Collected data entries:
==============================

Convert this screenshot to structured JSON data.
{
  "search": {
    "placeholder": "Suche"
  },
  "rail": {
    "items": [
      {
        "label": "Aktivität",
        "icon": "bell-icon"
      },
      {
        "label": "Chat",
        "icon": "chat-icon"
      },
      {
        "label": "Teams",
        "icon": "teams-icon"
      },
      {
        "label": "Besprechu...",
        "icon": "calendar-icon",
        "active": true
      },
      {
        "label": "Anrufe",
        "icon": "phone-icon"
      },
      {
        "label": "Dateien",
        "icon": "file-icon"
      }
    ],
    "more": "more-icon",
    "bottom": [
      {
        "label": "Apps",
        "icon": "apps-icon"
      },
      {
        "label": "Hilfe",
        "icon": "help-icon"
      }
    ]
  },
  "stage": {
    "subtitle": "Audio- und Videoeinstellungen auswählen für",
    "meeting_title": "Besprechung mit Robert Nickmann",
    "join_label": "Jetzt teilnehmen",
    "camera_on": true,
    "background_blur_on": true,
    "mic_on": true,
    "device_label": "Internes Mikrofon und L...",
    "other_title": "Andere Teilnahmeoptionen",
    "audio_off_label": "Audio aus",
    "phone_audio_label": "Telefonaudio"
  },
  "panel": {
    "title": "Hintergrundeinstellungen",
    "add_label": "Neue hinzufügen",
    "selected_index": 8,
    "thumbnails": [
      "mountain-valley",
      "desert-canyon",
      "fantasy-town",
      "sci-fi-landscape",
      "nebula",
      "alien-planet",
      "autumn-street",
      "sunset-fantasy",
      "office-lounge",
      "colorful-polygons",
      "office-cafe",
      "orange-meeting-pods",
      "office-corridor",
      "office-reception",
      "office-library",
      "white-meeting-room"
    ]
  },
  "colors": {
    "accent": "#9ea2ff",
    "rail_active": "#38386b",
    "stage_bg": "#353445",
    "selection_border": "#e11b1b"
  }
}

==============================

* **Instructions to follow**:
Above are some records; repeat all of them exactly.

* **Output of the exercise**:
Convert this screenshot to structured JSON data.
{
  "search": {
    "placeholder": "Suche"
  },
  "rail": {
    "items": [
      {
        "label": "Aktivität",
        "icon": "bell-icon"
      },
      {
        "label": "Chat",
        "icon": "chat-icon"
      },
      {
        "label": "Teams",
        "icon": "teams-icon"
      },
      {
        "label": "Besprechu...",
        "icon": "calendar-icon",
        "active": true
      },
      {
        "label": "Anrufe",
        "icon": "phone-icon"
      },
      {
        "label": "Dateien",
        "icon": "file-icon"
      }
    ],
    "more": "more-icon",
    "bottom": [
      {
        "label": "Apps",
        "icon": "apps-icon"
      },
      {
        "label": "Hilfe",
        "icon": "help-icon"
      }
    ]
  },
  "stage": {
    "subtitle": "Audio- und Videoeinstellungen auswählen für",
    "meeting_title": "Besprechung mit Robert Nickmann",
    "join_label": "Jetzt teilnehmen",
    "camera_on": true,
    "background_blur_on": true,
    "mic_on": true,
    "device_label": "Internes Mikrofon und L...",
    "other_title": "Andere Teilnahmeoptionen",
    "audio_off_label": "Audio aus",
    "phone_audio_label": "Telefonaudio"
  },
  "panel": {
    "title": "Hintergrundeinstellungen",
    "add_label": "Neue hinzufügen",
    "selected_index": 8,
    "thumbnails": [
      "mountain-valley",
      "desert-canyon",
      "fantasy-town",
      "sci-fi-landscape",
      "nebula",
      "alien-planet",
      "autumn-street",
      "sunset-fantasy",
      "office-lounge",
      "colorful-polygons",
      "office-cafe",
      "orange-meeting-pods",
      "office-corridor",
      "office-reception",
      "office-library",
      "white-meeting-room"
    ]
  },
  "colors": {
    "accent": "#9ea2ff",
    "rail_active": "#38386b",
    "stage_bg": "#353445",
    "selection_border": "#e11b1b"
  }
}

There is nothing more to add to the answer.